### DO THIS
Every line of the material below must be repeated exactly.

### EXTRACTED INFORMATION
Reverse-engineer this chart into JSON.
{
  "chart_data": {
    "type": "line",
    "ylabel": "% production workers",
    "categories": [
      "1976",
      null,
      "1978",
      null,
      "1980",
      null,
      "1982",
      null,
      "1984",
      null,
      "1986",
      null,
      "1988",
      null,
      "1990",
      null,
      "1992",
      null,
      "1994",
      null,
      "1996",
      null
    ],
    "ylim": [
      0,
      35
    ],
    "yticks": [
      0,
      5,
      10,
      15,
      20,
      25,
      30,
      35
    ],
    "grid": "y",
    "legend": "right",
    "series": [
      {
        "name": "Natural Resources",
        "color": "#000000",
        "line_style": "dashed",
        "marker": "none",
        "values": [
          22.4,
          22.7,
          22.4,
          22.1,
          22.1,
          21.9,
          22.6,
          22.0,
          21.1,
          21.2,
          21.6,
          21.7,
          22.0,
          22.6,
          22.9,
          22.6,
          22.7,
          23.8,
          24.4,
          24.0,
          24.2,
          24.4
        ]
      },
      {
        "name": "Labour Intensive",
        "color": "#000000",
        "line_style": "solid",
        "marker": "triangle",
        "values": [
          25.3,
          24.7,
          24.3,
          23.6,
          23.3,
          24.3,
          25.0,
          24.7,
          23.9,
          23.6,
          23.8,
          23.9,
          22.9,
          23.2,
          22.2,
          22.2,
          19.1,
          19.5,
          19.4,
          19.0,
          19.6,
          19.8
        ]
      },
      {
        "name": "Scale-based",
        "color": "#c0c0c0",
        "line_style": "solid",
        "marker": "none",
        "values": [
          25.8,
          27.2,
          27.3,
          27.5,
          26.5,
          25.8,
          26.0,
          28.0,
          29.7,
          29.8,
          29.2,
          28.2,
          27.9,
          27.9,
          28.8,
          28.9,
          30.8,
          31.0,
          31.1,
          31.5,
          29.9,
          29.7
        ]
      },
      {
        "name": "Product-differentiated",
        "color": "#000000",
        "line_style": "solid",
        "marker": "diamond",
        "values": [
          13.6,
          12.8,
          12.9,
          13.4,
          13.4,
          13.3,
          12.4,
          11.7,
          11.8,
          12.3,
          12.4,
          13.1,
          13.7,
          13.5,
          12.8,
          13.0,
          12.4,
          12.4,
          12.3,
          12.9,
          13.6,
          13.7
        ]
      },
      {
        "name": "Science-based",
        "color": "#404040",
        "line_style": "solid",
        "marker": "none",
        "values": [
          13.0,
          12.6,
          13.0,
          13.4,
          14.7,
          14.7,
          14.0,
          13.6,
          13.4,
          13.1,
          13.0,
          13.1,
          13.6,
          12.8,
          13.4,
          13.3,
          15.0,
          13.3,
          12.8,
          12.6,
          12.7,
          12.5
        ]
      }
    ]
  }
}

### FINAL ANSWER
Reverse-engineer this chart into JSON.
{
  "chart_data": {
    "type": "line",
    "ylabel": "% production workers",
    "categories": [
      "1976",
      null,
      "1978",
      null,
      "1980",
      null,
      "1982",
      null,
      "1984",
      null,
      "1986",
      null,
      "1988",
      null,
      "1990",
      null,
      "1992",
      null,
      "1994",
      null,
      "1996",
      null
    ],
    "ylim": [
      0,
      35
    ],
    "yticks": [
      0,
      5,
      10,
      15,
      20,
      25,
      30,
      35
    ],
    "grid": "y",
    "legend": "right",
    "series": [
      {
        "name": "Natural Resources",
        "color": "#000000",
        "line_style": "dashed",
        "marker": "none",
        "values": [
          22.4,
          22.7,
          22.4,
          22.1,
          22.1,
          21.9,
          22.6,
          22.0,
          21.1,
          21.2,
          21.6,
          21.7,
          22.0,
          22.6,
          22.9,
          22.6,
          22.7,
          23.8,
          24.4,
          24.0,
          24.2,
          24.4
        ]
      },
      {
        "name": "Labour Intensive",
        "color": "#000000",
        "line_style": "solid",
        "marker": "triangle",
        "values": [
          25.3,
          24.7,
          24.3,
          23.6,
          23.3,
          24.3,
          25.0,
          24.7,
          23.9,
          23.6,
          23.8,
          23.9,
          22.9,
          23.2,
          22.2,
          22.2,
          19.1,
          19.5,
          19.4,
          19.0,
          19.6,
          19.8
        ]
      },
      {
        "name": "Scale-based",
        "color": "#c0c0c0",
        "line_style": "solid",
        "marker": "none",
        "values": [
          25.8,
          27.2,
          27.3,
          27.5,
          26.5,
          25.8,
          26.0,
          28.0,
          29.7,
          29.8,
          29.2,
          28.2,
          27.9,
          27.9,
          28.8,
          28.9,
          30.8,
          31.0,
          31.1,
          31.5,
          29.9,
          29.7
        ]
      },
      {
        "name": "Product-differentiated",
        "color": "#000000",
        "line_style": "solid",
        "marker": "diamond",
        "values": [
          13.6,
          12.8,
          12.9,
          13.4,
          13.4,
          13.3,
          12.4,
          11.7,
          11.8,
          12.3,
          12.4,
          13.1,
          13.7,
          13.5,
          12.8,
          13.0,
          12.4,
          12.4,
          12.3,
          12.9,
          13.6,
          13.7
        ]
      },
      {
        "name": "Science-based",
        "color": "#404040",
        "line_style": "solid",
        "marker": "none",
        "values": [
          13.0,
          12.6,
          13.0,
          13.4,
          14.7,
          14.7,
          14.0,
          13.6,
          13.4,
          13.1,
          13.0,
          13.1,
          13.6,
          12.8,
          13.4,
          13.3,
          15.0,
          13.3,
          12.8,
          12.6,
          12.7,
          12.5
        ]
      }
    ]
  }
}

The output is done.